Differential Equations: Solving differential equations, separable equations, linearity, homogeneity, first and second order equations, particular integrals. Boundary and initial values, auxiliary equations with complex roots, coefficients and terms, examples from physics.

Partial Derivatives: functions of two variables , partial derivatives, directional derivatives, functions many variables, higher derivatives, function of a function, implicit differentiation, differentiation of an integral w.r.t a parameter, Taylor expansions, stationary points.

Elementary multivariate Calculus: the chain rule, Multiple integrals, integrals over rectangles/irregular areas in the plane, change of order of integration.

Polar Coordinates: Cylindrical polar coordinates in two and three dimensions, integrals, spherical coordinates, solid angle.

Introduction to Vector Calculus : Gradients, Divergence, Gauss's theorem, Curl, Stokes' theorem.

========================================

PROBLEMS ::
**a.** Summarize the topic list above in two sentences.
**b.** In the topic list above, which two theorems appear under "Introduction to Vector Calculus"?

RECORDED DATA ::
========================================

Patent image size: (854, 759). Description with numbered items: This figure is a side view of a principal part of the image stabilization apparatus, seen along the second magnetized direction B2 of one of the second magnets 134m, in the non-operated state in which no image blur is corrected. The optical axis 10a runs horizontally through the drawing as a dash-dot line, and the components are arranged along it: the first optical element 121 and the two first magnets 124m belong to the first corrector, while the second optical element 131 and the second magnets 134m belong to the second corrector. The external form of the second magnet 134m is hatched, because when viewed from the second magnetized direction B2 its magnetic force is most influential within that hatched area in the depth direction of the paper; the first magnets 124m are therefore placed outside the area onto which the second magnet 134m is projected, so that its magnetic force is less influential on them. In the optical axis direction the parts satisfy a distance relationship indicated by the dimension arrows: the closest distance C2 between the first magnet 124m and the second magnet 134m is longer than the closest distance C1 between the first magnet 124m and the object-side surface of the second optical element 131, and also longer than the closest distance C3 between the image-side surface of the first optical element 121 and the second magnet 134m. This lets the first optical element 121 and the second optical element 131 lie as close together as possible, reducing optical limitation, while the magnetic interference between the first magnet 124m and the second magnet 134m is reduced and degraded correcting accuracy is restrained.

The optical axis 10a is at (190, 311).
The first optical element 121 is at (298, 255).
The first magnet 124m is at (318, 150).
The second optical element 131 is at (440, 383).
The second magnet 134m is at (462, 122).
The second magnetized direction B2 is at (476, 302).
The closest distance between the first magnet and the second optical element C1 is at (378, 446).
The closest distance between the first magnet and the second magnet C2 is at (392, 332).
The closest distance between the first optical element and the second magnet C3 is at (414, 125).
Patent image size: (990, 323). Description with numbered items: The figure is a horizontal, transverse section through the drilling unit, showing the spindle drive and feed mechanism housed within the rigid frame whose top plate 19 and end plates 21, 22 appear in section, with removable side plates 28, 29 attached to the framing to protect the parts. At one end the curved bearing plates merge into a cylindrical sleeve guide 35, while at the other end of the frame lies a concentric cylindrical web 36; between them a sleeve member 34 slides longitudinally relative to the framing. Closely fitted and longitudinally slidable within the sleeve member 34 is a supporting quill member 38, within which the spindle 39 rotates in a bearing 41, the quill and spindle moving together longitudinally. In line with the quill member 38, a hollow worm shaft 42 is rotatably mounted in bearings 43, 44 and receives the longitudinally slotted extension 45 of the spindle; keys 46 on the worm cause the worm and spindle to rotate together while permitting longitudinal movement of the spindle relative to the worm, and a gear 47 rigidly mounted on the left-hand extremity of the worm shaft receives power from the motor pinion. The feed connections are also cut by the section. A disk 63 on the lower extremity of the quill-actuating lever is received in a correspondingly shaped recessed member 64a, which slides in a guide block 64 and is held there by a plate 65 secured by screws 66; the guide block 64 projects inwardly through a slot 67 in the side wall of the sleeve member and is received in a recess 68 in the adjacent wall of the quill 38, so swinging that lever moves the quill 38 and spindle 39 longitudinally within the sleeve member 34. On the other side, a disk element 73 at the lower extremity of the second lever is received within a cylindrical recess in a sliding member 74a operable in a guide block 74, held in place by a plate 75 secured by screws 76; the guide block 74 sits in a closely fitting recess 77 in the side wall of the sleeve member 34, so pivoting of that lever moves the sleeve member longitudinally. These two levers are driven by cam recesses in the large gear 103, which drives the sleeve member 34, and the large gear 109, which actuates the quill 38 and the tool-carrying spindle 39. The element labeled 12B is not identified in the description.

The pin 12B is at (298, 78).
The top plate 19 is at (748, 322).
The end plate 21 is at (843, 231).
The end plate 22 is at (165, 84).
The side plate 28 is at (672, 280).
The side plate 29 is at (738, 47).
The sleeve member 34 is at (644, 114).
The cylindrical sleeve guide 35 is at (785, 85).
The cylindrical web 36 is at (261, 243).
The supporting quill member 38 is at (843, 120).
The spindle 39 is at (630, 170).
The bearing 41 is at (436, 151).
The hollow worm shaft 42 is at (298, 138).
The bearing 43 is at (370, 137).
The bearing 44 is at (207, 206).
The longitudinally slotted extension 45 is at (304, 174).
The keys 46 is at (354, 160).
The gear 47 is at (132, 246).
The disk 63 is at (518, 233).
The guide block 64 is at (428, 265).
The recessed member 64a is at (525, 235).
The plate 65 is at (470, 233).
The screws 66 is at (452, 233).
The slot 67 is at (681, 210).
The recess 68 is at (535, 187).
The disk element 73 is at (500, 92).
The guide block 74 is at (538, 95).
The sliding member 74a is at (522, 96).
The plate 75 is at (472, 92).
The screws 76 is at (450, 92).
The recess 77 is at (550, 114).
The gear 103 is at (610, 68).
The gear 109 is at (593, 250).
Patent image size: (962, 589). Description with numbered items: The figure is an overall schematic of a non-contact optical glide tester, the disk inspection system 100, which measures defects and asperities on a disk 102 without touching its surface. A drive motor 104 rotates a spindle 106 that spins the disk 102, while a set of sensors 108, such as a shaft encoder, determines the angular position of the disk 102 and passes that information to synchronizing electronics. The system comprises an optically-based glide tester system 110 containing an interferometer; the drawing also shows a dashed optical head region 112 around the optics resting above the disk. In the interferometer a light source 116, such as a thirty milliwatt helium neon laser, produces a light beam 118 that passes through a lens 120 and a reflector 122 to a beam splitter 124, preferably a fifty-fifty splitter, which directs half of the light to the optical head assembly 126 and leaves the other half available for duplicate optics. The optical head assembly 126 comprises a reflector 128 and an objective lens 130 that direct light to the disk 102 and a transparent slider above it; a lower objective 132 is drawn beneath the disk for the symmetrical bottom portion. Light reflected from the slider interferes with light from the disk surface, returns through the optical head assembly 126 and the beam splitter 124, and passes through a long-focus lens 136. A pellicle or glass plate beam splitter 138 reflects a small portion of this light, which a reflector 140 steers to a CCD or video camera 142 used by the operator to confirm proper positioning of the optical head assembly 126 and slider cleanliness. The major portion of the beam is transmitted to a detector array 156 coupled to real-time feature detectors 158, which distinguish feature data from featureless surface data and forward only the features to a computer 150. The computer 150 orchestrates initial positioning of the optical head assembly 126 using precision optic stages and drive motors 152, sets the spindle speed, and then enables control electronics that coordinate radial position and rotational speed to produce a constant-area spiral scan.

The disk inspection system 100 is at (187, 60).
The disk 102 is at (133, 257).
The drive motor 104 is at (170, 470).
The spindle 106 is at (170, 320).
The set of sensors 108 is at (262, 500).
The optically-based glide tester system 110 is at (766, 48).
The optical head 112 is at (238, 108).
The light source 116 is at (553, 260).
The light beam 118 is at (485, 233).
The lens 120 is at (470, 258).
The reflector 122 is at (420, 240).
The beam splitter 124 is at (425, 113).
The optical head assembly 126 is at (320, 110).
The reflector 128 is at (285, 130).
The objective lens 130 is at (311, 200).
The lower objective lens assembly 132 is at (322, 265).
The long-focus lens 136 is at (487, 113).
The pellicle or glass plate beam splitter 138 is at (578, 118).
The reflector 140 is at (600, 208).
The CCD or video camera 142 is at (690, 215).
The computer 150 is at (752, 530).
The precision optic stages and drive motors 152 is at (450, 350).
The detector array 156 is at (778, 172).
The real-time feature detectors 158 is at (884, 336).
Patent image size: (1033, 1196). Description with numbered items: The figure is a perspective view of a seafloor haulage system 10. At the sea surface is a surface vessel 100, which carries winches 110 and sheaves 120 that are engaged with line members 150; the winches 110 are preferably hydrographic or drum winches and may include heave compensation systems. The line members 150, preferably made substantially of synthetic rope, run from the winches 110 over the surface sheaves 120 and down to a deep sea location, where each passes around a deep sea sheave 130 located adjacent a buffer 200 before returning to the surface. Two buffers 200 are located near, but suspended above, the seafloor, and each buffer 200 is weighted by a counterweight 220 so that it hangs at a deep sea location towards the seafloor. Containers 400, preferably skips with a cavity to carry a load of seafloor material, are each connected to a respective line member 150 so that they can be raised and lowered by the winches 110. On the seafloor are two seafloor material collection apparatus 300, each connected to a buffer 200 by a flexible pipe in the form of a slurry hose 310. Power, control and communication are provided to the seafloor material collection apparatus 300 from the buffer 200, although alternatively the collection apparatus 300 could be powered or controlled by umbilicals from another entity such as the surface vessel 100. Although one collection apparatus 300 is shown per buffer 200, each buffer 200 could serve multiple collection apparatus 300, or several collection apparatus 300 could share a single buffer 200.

========================================

THE ANSWERS ::
**a.** The list groups its topics under five headings: differential equations, partial derivatives, elementary multivariate calculus, polar coordinates, and an introduction to vector calculus. Its entries range from separable, first- and second-order equations and Taylor expansions to multiple integrals, spherical coordinates, solid angle, and the theorems of Gauss and Stokes.

**b.** Gauss's theorem and Stokes' theorem.